Figure content listings —
***

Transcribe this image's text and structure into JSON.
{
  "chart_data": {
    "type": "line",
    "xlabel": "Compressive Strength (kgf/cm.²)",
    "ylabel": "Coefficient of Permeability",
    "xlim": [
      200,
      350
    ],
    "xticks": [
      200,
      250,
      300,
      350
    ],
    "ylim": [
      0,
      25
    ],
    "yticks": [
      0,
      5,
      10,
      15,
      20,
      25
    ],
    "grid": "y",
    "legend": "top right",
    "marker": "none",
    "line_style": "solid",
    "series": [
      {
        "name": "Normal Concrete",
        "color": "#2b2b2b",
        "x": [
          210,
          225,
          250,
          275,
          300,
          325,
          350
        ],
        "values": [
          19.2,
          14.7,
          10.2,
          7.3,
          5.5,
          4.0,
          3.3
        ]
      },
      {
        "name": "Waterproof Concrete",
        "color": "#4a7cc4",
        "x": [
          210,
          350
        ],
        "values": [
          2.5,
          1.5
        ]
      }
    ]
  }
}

***

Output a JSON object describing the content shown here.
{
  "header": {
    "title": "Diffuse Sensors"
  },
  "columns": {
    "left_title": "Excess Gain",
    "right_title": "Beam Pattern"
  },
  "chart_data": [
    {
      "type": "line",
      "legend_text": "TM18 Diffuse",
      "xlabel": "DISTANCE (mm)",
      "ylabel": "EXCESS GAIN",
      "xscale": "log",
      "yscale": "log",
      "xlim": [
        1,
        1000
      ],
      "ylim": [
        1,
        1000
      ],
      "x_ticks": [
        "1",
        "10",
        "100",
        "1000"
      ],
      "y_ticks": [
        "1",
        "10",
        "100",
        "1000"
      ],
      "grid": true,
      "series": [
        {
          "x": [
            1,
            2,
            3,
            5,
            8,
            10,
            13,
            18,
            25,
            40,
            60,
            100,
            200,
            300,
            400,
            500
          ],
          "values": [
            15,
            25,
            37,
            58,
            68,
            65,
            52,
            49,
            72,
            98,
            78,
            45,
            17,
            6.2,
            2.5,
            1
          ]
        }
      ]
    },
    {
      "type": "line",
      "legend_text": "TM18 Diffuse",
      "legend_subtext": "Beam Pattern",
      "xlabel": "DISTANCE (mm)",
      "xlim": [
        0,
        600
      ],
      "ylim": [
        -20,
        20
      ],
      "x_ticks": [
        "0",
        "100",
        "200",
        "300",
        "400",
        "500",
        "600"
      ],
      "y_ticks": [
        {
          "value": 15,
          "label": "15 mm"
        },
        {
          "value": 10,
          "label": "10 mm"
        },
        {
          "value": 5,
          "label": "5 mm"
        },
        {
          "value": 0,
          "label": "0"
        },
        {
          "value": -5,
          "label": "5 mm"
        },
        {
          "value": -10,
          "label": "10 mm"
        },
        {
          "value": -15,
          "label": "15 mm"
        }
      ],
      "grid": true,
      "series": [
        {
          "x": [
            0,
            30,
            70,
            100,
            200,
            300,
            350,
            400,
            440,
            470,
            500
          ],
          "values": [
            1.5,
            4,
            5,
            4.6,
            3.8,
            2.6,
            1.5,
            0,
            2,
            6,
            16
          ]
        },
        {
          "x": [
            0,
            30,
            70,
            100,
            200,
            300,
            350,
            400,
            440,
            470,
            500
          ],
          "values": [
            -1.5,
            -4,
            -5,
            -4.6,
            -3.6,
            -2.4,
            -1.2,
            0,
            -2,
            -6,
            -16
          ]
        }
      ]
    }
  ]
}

***

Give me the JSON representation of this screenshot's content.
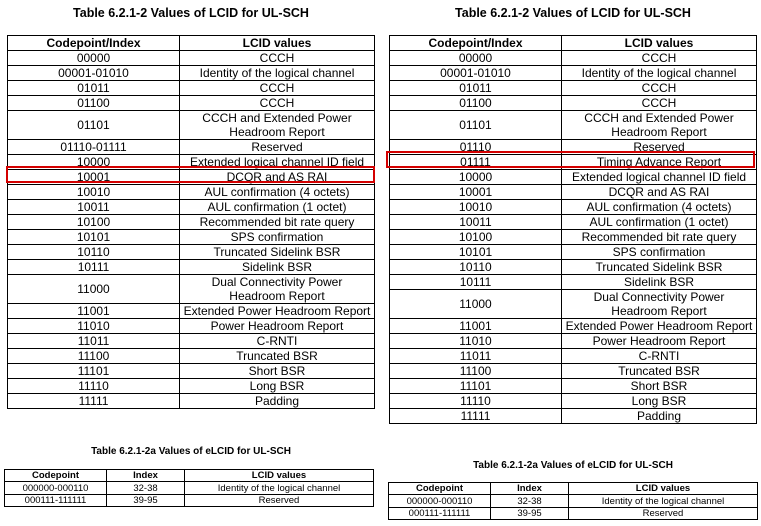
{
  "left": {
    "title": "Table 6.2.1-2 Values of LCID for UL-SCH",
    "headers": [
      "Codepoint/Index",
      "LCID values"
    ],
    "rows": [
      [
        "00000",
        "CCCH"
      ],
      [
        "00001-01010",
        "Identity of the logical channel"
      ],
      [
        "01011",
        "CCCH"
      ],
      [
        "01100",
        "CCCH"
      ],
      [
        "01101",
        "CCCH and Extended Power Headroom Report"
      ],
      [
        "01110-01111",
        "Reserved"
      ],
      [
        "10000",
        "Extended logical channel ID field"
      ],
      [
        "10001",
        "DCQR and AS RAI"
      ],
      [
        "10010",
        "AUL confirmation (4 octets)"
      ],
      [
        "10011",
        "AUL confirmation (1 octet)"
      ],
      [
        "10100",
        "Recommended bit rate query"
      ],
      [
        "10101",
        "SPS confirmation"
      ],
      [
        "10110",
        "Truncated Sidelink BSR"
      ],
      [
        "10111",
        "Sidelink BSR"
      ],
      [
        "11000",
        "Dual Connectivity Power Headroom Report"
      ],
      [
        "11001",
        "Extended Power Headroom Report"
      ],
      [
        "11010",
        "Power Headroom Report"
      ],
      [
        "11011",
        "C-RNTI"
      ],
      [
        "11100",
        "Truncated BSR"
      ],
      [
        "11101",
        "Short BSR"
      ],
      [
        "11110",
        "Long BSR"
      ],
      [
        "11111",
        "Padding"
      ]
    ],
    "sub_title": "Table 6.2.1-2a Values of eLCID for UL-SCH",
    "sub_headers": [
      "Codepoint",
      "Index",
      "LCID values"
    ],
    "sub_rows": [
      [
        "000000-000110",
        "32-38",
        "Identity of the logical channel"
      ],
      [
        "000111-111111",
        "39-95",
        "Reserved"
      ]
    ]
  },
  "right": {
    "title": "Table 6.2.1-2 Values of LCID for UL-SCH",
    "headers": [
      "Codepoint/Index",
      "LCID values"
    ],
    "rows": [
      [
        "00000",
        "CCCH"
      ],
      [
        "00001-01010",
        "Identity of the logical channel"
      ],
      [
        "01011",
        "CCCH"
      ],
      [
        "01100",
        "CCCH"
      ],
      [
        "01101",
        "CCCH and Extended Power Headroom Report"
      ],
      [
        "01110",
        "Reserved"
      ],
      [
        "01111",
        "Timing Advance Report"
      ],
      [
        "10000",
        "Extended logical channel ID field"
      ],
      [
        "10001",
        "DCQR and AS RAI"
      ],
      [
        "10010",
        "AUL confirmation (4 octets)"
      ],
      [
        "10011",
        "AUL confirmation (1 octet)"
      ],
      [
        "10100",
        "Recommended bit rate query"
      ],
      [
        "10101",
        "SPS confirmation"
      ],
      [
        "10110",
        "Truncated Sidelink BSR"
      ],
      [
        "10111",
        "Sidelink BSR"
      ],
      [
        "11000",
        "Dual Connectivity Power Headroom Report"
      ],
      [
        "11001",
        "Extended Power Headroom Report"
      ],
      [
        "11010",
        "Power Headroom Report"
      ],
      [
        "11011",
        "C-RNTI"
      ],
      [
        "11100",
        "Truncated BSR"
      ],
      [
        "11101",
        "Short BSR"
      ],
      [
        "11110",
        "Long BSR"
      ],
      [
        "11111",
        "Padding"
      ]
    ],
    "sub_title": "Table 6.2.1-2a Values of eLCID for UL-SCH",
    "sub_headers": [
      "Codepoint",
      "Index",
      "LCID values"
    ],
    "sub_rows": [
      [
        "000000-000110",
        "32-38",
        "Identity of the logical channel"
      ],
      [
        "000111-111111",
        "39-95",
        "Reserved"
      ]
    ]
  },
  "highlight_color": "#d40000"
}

***

EXERCISE TASK — Every line holding "ylabel" should be copied out.

RESULT FOR THIS EXERCISE —
    "ylabel": "Coefficient of Permeability",
      "ylabel": "EXCESS GAIN",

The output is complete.